— START Information provided —
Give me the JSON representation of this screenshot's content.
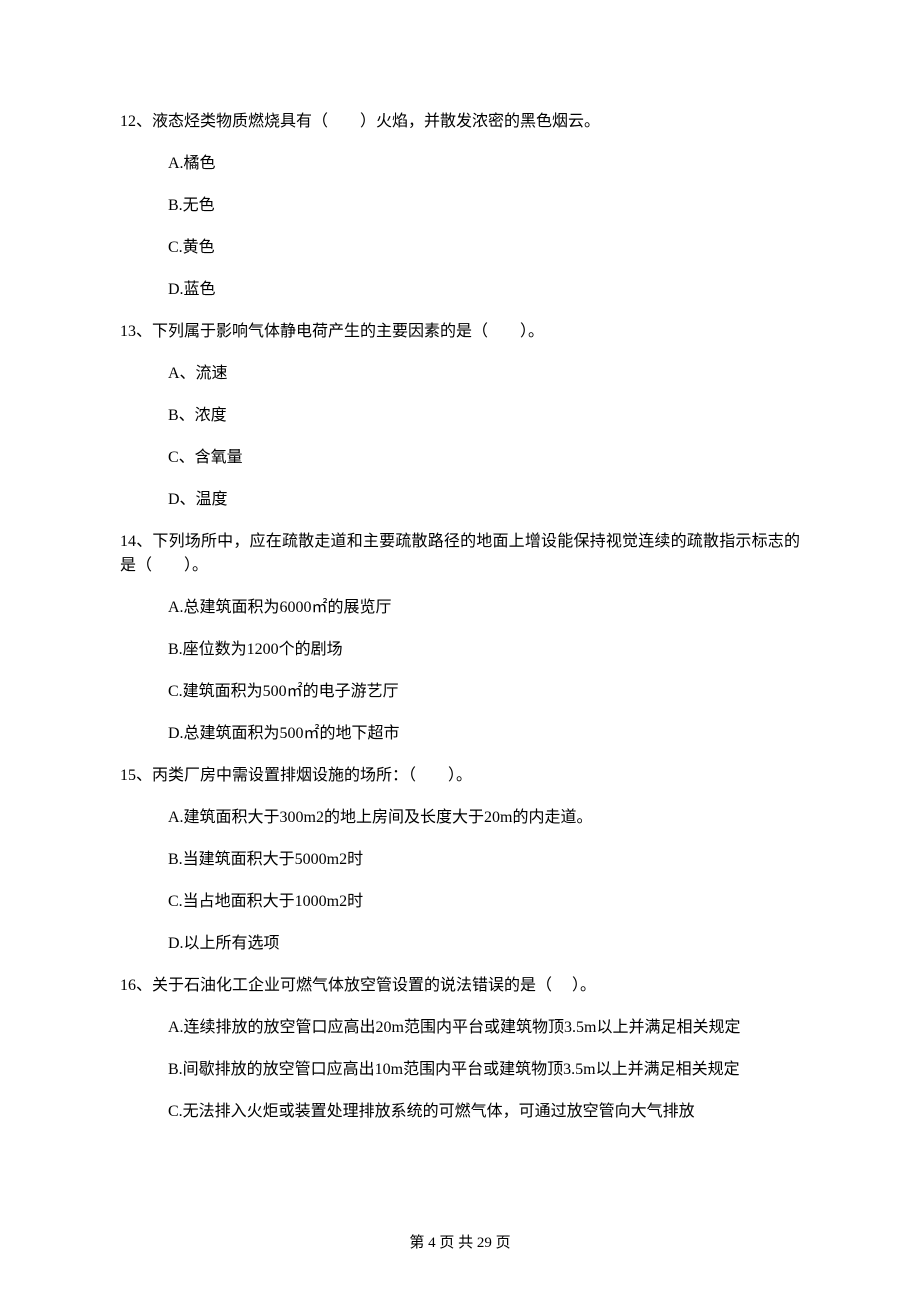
{
  "questions": [
    {
      "number": "12、",
      "text": "液态烃类物质燃烧具有（　　）火焰，并散发浓密的黑色烟云。",
      "options": [
        "A.橘色",
        "B.无色",
        "C.黄色",
        "D.蓝色"
      ]
    },
    {
      "number": "13、",
      "text": "下列属于影响气体静电荷产生的主要因素的是（　　）。",
      "options": [
        "A、流速",
        "B、浓度",
        "C、含氧量",
        "D、温度"
      ]
    },
    {
      "number": "14、",
      "text": "下列场所中，应在疏散走道和主要疏散路径的地面上增设能保持视觉连续的疏散指示标志的是（　　）。",
      "options": [
        "A.总建筑面积为6000㎡的展览厅",
        "B.座位数为1200个的剧场",
        "C.建筑面积为500㎡的电子游艺厅",
        "D.总建筑面积为500㎡的地下超市"
      ]
    },
    {
      "number": "15、",
      "text": "丙类厂房中需设置排烟设施的场所：（　　）。",
      "options": [
        "A.建筑面积大于300m2的地上房间及长度大于20m的内走道。",
        "B.当建筑面积大于5000m2时",
        "C.当占地面积大于1000m2时",
        "D.以上所有选项"
      ]
    },
    {
      "number": "16、",
      "text": "关于石油化工企业可燃气体放空管设置的说法错误的是（　 ）。",
      "options": [
        "A.连续排放的放空管口应高出20m范围内平台或建筑物顶3.5m以上并满足相关规定",
        "B.间歇排放的放空管口应高出10m范围内平台或建筑物顶3.5m以上并满足相关规定",
        "C.无法排入火炬或装置处理排放系统的可燃气体，可通过放空管向大气排放"
      ]
    }
  ],
  "footer": "第 4 页 共 29 页"
}
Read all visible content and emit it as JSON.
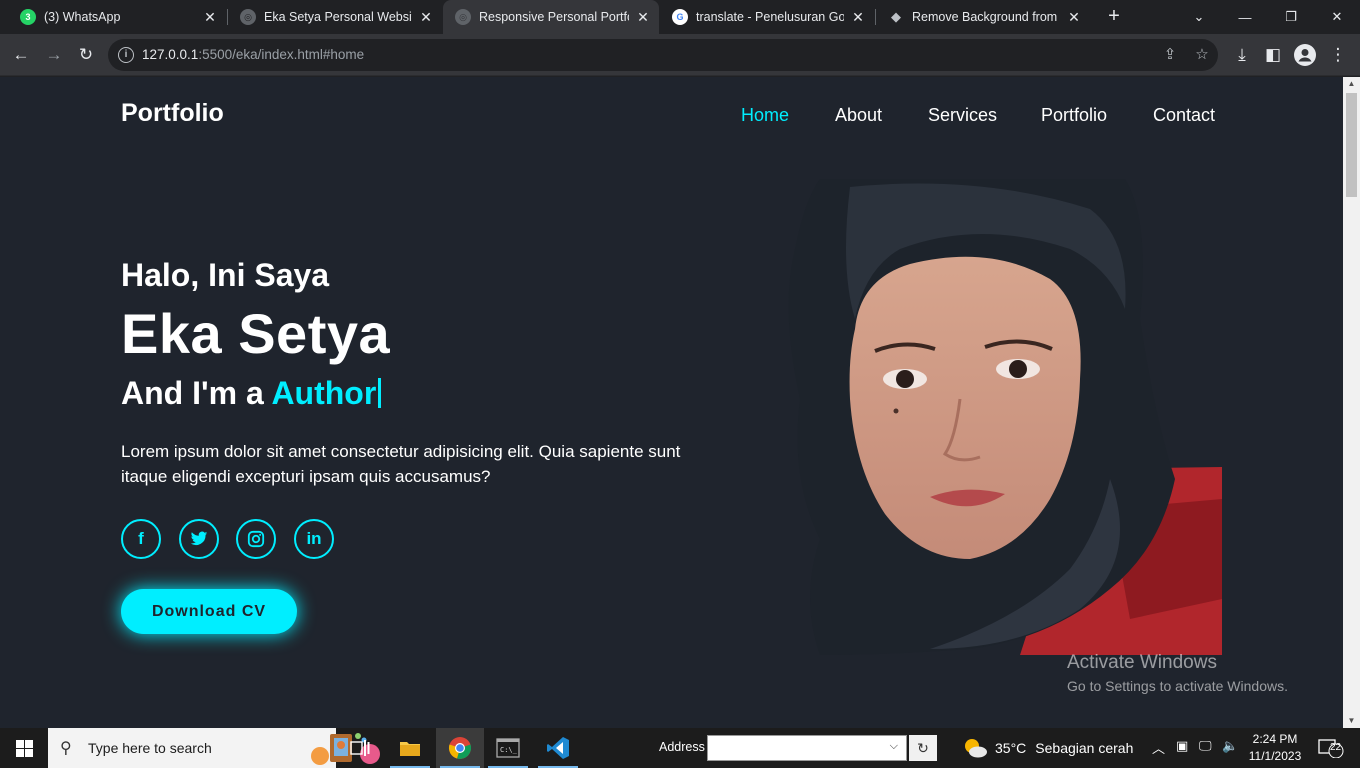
— END Information provided —
Required task: Print the whole listing above once more, word for word, without its pictures.

Reply:
Give me the JSON representation of this screenshot's content.
{
  "questions": [
    {
      "number": "12、",
      "text": "液态烃类物质燃烧具有（　　）火焰，并散发浓密的黑色烟云。",
      "options": [
        "A.橘色",
        "B.无色",
        "C.黄色",
        "D.蓝色"
      ]
    },
    {
      "number": "13、",
      "text": "下列属于影响气体静电荷产生的主要因素的是（　　）。",
      "options": [
        "A、流速",
        "B、浓度",
        "C、含氧量",
        "D、温度"
      ]
    },
    {
      "number": "14、",
      "text": "下列场所中，应在疏散走道和主要疏散路径的地面上增设能保持视觉连续的疏散指示标志的是（　　）。",
      "options": [
        "A.总建筑面积为6000㎡的展览厅",
        "B.座位数为1200个的剧场",
        "C.建筑面积为500㎡的电子游艺厅",
        "D.总建筑面积为500㎡的地下超市"
      ]
    },
    {
      "number": "15、",
      "text": "丙类厂房中需设置排烟设施的场所：（　　）。",
      "options": [
        "A.建筑面积大于300m2的地上房间及长度大于20m的内走道。",
        "B.当建筑面积大于5000m2时",
        "C.当占地面积大于1000m2时",
        "D.以上所有选项"
      ]
    },
    {
      "number": "16、",
      "text": "关于石油化工企业可燃气体放空管设置的说法错误的是（　 ）。",
      "options": [
        "A.连续排放的放空管口应高出20m范围内平台或建筑物顶3.5m以上并满足相关规定",
        "B.间歇排放的放空管口应高出10m范围内平台或建筑物顶3.5m以上并满足相关规定",
        "C.无法排入火炬或装置处理排放系统的可燃气体，可通过放空管向大气排放"
      ]
    }
  ],
  "footer": "第 4 页 共 29 页"
}
Read all visible content and emit it as JSON.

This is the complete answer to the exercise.